Provided entries:
---+---

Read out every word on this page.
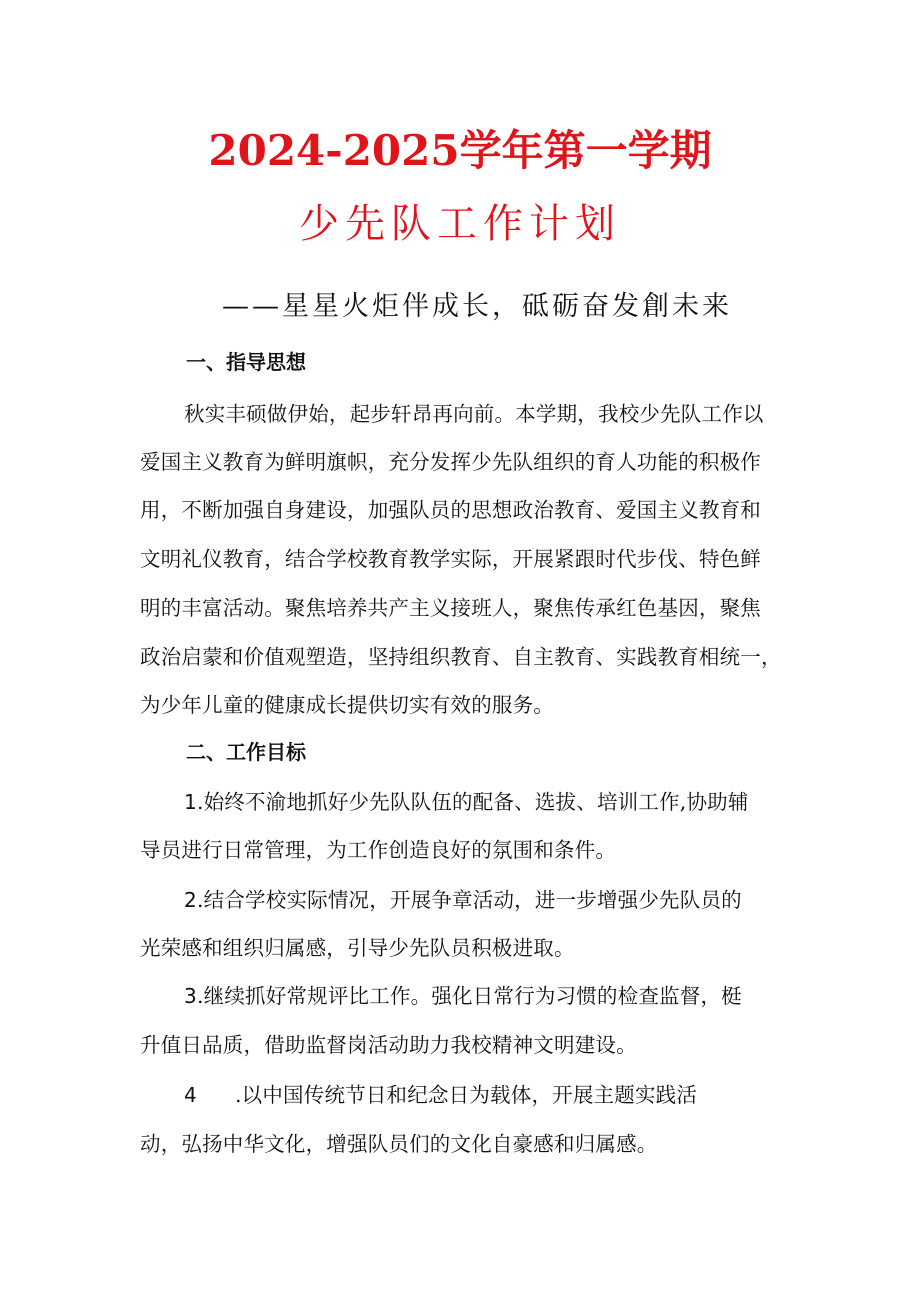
2024-2025学年第一学期
少先队工作计划
——星星火炬伴成长，砥砺奋发創未来
一、指导思想
秋实丰硕做伊始，起步轩昂再向前。本学期，我校少先队工作以
爱国主义教育为鲜明旗帜，充分发挥少先队组织的育人功能的积极作
用，不断加强自身建设，加强队员的思想政治教育、爱国主义教育和
文明礼仪教育，结合学校教育教学实际，开展紧跟时代步伐、特色鲜
明的丰富活动。聚焦培养共产主义接班人，聚焦传承红色基因，聚焦
政治启蒙和价值观塑造，坚持组织教育、自主教育、实践教育相统一，
为少年儿童的健康成长提供切实有效的服务。
二、工作目标
1.始终不渝地抓好少先队队伍的配备、选拔、培训工作,协助辅
导员进行日常管理，为工作创造良好的氛围和条件。
2.结合学校实际情况，开展争章活动，进一步增强少先队员的
光荣感和组织归属感，引导少先队员积极进取。
3.继续抓好常规评比工作。强化日常行为习惯的检查监督，梃
升值日品质，借助监督岗活动助力我校精神文明建设。
4 .以中国传统节日和纪念日为载体，开展主题实践活
动，弘扬中华文化，增强队员们的文化自豪感和归属感。
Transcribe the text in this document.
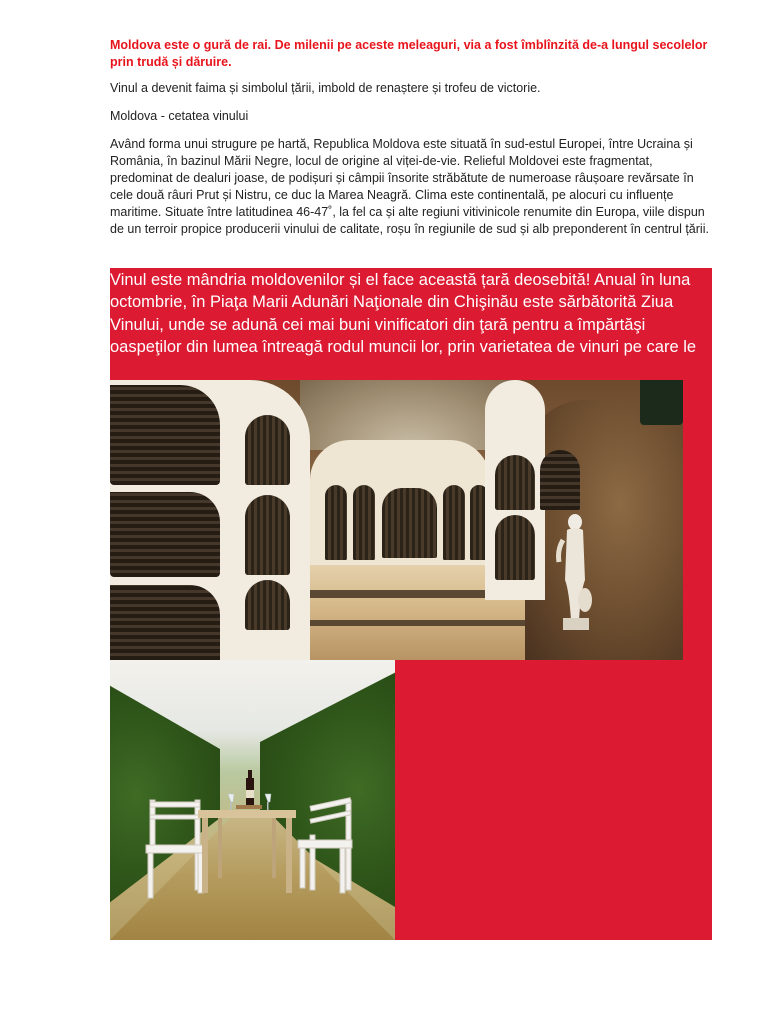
Moldova este o gură de rai. De milenii pe aceste meleaguri, via a fost îmblînzită de-a lungul secolelor prin trudă și dăruire.
Vinul a devenit faima și simbolul țării, imbold de renaștere și trofeu de victorie.
Moldova - cetatea vinului
Având forma unui strugure pe hartă, Republica Moldova este situată în sud-estul Europei, între Ucraina și România, în bazinul Mării Negre, locul de origine al viței-de-vie. Relieful Moldovei este fragmentat, predominat de dealuri joase, de podișuri și câmpii însorite străbătute de numeroase râușoare revărsate în cele două râuri Prut și Nistru, ce duc la Marea Neagră. Clima este continentală, pe alocuri cu influențe maritime. Situate între latitudinea 46-47˚, la fel ca și alte regiuni vitivinicole renumite din Europa, viile dispun de un terroir propice producerii vinului de calitate, roșu în regiunile de sud și alb preponderent în centrul țării.
Vinul este mândria moldovenilor și el face această țară deosebită! Anual în luna octombrie, în Piaţa Marii Adunări Naţionale din Chişinău este sărbătorită Ziua Vinului, unde se adună cei mai buni vinificatori din ţară pentru a împărtăşi oaspeţilor din lumea întreagă rodul muncii lor, prin varietatea de vinuri pe care le
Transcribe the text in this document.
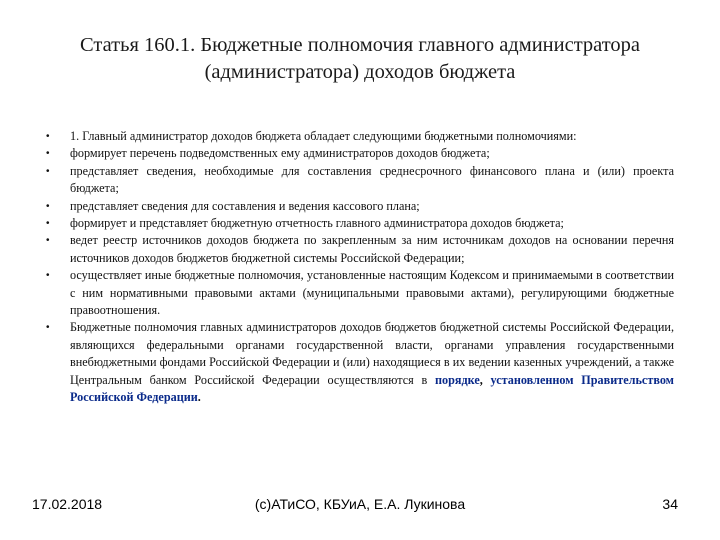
Статья 160.1. Бюджетные полномочия главного администратора
(администратора) доходов бюджета
• 1. Главный администратор доходов бюджета обладает следующими бюджетными полномочиями:
• формирует перечень подведомственных ему администраторов доходов бюджета;
• представляет сведения, необходимые для составления среднесрочного финансового плана и (или) проекта бюджета;
• представляет сведения для составления и ведения кассового плана;
• формирует и представляет бюджетную отчетность главного администратора доходов бюджета;
• ведет реестр источников доходов бюджета по закрепленным за ним источникам доходов на основании перечня источников доходов бюджетов бюджетной системы Российской Федерации;
• осуществляет иные бюджетные полномочия, установленные настоящим Кодексом и принимаемыми в соответствии с ним нормативными правовыми актами (муниципальными правовыми актами), регулирующими бюджетные правоотношения.
• Бюджетные полномочия главных администраторов доходов бюджетов бюджетной системы Российской Федерации, являющихся федеральными органами государственной власти, органами управления государственными внебюджетными фондами Российской Федерации и (или) находящиеся в их ведении казенных учреждений, а также Центральным банком Российской Федерации осуществляются в порядке, установленном Правительством Российской Федерации.
17.02.2018	(с)АТиСО, КБУиА, Е.А. Лукинова	34
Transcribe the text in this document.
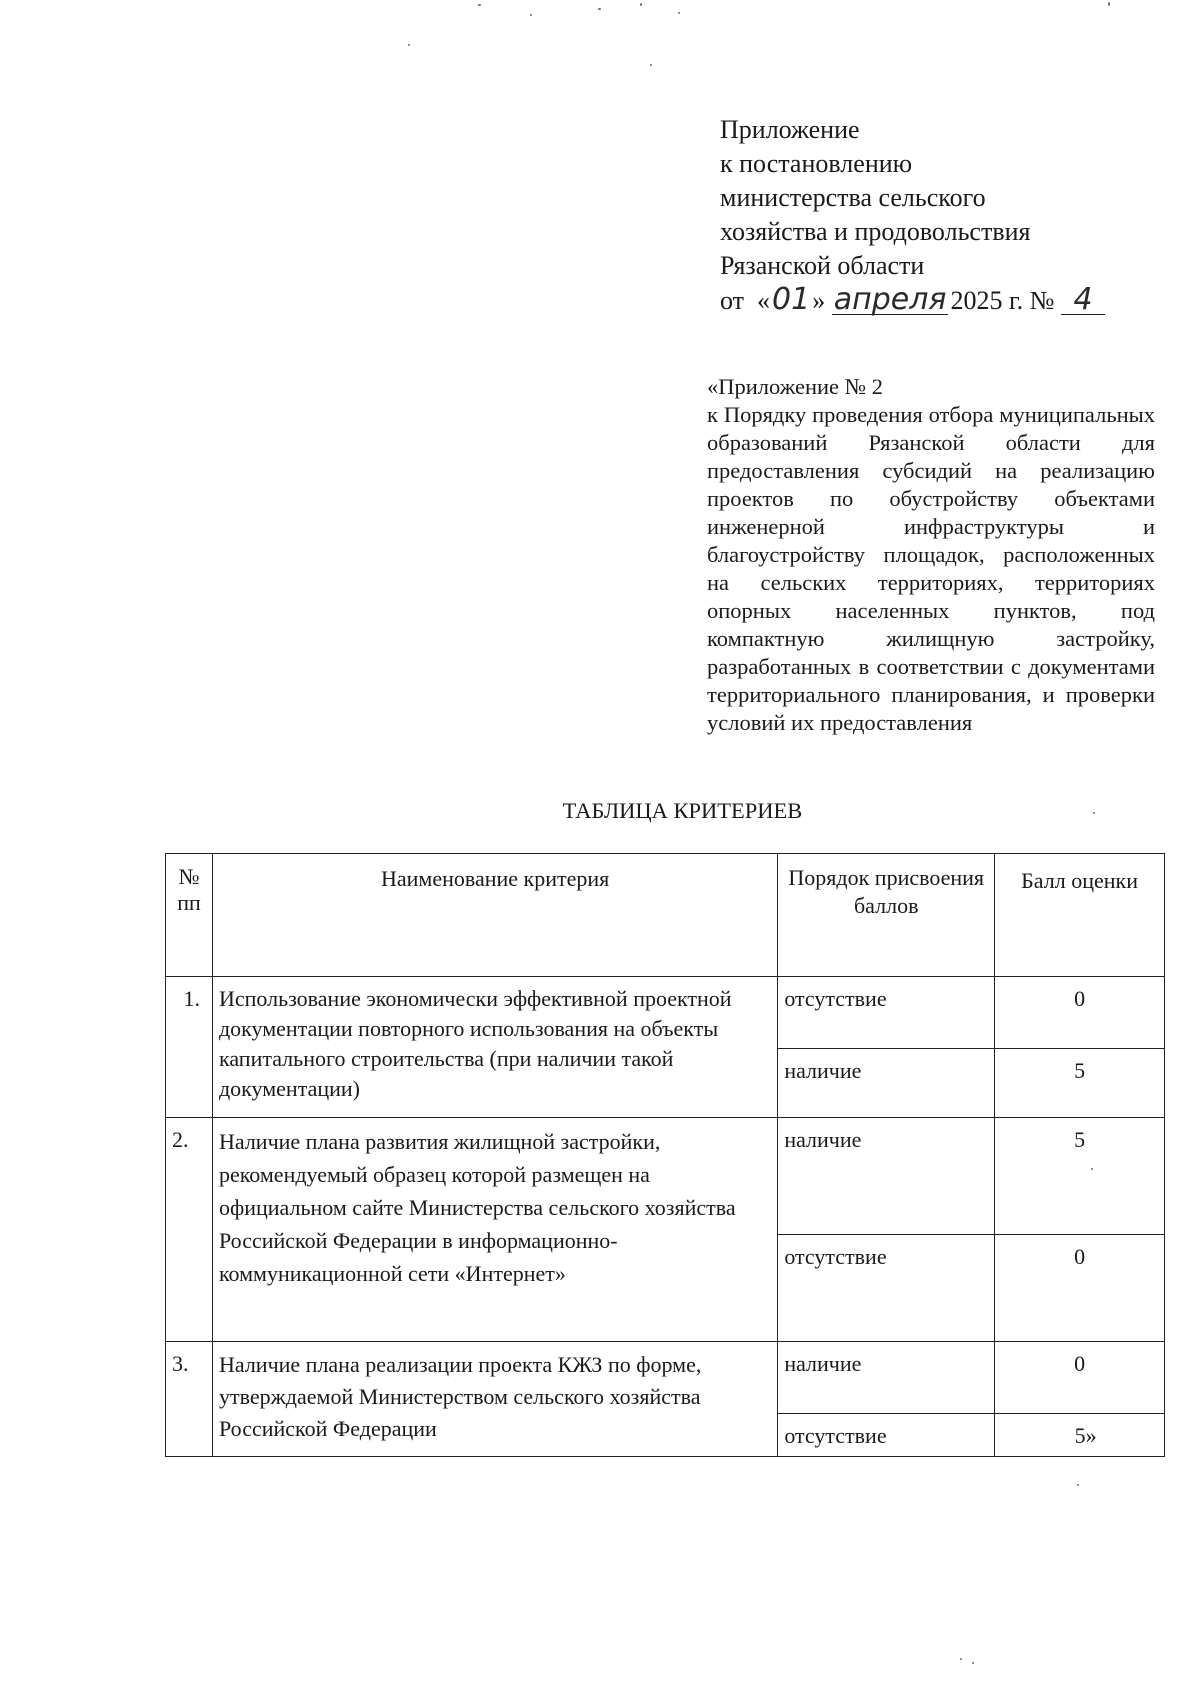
Приложение
к постановлению
министерства сельского
хозяйства и продовольствия
Рязанской области
от  «01» апреля 2025 г. № 4
«Приложение № 2

к Порядку проведения отбора муниципальных образований Рязанской области для предоставления субсидий на реализацию проектов по обустройству объектами инженерной инфраструктуры и благоустройству площадок, расположенных на сельских территориях, территориях опорных населенных пунктов, под компактную жилищную застройку, разработанных в соответствии с документами территориального планирования, и проверки условий их предоставления

ТАБЛИЦА КРИТЕРИЕВ
№
пп	Наименование критерия	Порядок присвоения баллов	Балл оценки
1.	Использование экономически эффективной проектной документации повторного использования на объекты капитального строительства (при наличии такой документации)	отсутствие	0
		наличие	5
2.	Наличие плана развития жилищной застройки, рекомендуемый образец которой размещен на официальном сайте Министерства сельского хозяйства Российской Федерации в информационно-коммуникационной сети «Интернет»	наличие	5
		отсутствие	0
3.	Наличие плана реализации проекта КЖЗ по форме, утверждаемой Министерством сельского хозяйства Российской Федерации	наличие	0
		отсутствие	5»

---+---

Aim of the exercise: Omit the pictures, then quote the rest of the material above exactly.

Correct response:
Read out every word on this page.
2024-2025学年第一学期
少先队工作计划
——星星火炬伴成长，砥砺奋发創未来
一、指导思想
秋实丰硕做伊始，起步轩昂再向前。本学期，我校少先队工作以
爱国主义教育为鲜明旗帜，充分发挥少先队组织的育人功能的积极作
用，不断加强自身建设，加强队员的思想政治教育、爱国主义教育和
文明礼仪教育，结合学校教育教学实际，开展紧跟时代步伐、特色鲜
明的丰富活动。聚焦培养共产主义接班人，聚焦传承红色基因，聚焦
政治启蒙和价值观塑造，坚持组织教育、自主教育、实践教育相统一，
为少年儿童的健康成长提供切实有效的服务。
二、工作目标
1.始终不渝地抓好少先队队伍的配备、选拔、培训工作,协助辅
导员进行日常管理，为工作创造良好的氛围和条件。
2.结合学校实际情况，开展争章活动，进一步增强少先队员的
光荣感和组织归属感，引导少先队员积极进取。
3.继续抓好常规评比工作。强化日常行为习惯的检查监督，梃
升值日品质，借助监督岗活动助力我校精神文明建设。
4 .以中国传统节日和纪念日为载体，开展主题实践活
动，弘扬中华文化，增强队员们的文化自豪感和归属感。
Transcribe the text in this document.
Moldova este o gură de rai. De milenii pe aceste meleaguri, via a fost îmblînzită de-a lungul secolelor prin trudă și dăruire.
Vinul a devenit faima și simbolul țării, imbold de renaștere și trofeu de victorie.
Moldova - cetatea vinului
Având forma unui strugure pe hartă, Republica Moldova este situată în sud-estul Europei, între Ucraina și România, în bazinul Mării Negre, locul de origine al viței-de-vie. Relieful Moldovei este fragmentat, predominat de dealuri joase, de podișuri și câmpii însorite străbătute de numeroase râușoare revărsate în cele două râuri Prut și Nistru, ce duc la Marea Neagră. Clima este continentală, pe alocuri cu influențe maritime. Situate între latitudinea 46-47˚, la fel ca și alte regiuni vitivinicole renumite din Europa, viile dispun de un terroir propice producerii vinului de calitate, roșu în regiunile de sud și alb preponderent în centrul țării.
Vinul este mândria moldovenilor și el face această țară deosebită! Anual în luna octombrie, în Piaţa Marii Adunări Naţionale din Chişinău este sărbătorită Ziua Vinului, unde se adună cei mai buni vinificatori din ţară pentru a împărtăşi oaspeţilor din lumea întreagă rodul muncii lor, prin varietatea de vinuri pe care le
Transcribe the text in this document.
Статья 160.1. Бюджетные полномочия главного администратора
(администратора) доходов бюджета
• 1. Главный администратор доходов бюджета обладает следующими бюджетными полномочиями:
• формирует перечень подведомственных ему администраторов доходов бюджета;
• представляет сведения, необходимые для составления среднесрочного финансового плана и (или) проекта бюджета;
• представляет сведения для составления и ведения кассового плана;
• формирует и представляет бюджетную отчетность главного администратора доходов бюджета;
• ведет реестр источников доходов бюджета по закрепленным за ним источникам доходов на основании перечня источников доходов бюджетов бюджетной системы Российской Федерации;
• осуществляет иные бюджетные полномочия, установленные настоящим Кодексом и принимаемыми в соответствии с ним нормативными правовыми актами (муниципальными правовыми актами), регулирующими бюджетные правоотношения.
• Бюджетные полномочия главных администраторов доходов бюджетов бюджетной системы Российской Федерации, являющихся федеральными органами государственной власти, органами управления государственными внебюджетными фондами Российской Федерации и (или) находящиеся в их ведении казенных учреждений, а также Центральным банком Российской Федерации осуществляются в порядке, установленном Правительством Российской Федерации.
17.02.2018	(с)АТиСО, КБУиА, Е.А. Лукинова	34
Transcribe the text in this document.
Приложение
к постановлению
министерства сельского
хозяйства и продовольствия
Рязанской области
от  «01» апреля 2025 г. № 4
«Приложение № 2

к Порядку проведения отбора муниципальных образований Рязанской области для предоставления субсидий на реализацию проектов по обустройству объектами инженерной инфраструктуры и благоустройству площадок, расположенных на сельских территориях, территориях опорных населенных пунктов, под компактную жилищную застройку, разработанных в соответствии с документами территориального планирования, и проверки условий их предоставления

ТАБЛИЦА КРИТЕРИЕВ
№
пп	Наименование критерия	Порядок присвоения баллов	Балл оценки
1.	Использование экономически эффективной проектной документации повторного использования на объекты капитального строительства (при наличии такой документации)	отсутствие	0
		наличие	5
2.	Наличие плана развития жилищной застройки, рекомендуемый образец которой размещен на официальном сайте Министерства сельского хозяйства Российской Федерации в информационно-коммуникационной сети «Интернет»	наличие	5
		отсутствие	0
3.	Наличие плана реализации проекта КЖЗ по форме, утверждаемой Министерством сельского хозяйства Российской Федерации	наличие	0
		отсутствие	5»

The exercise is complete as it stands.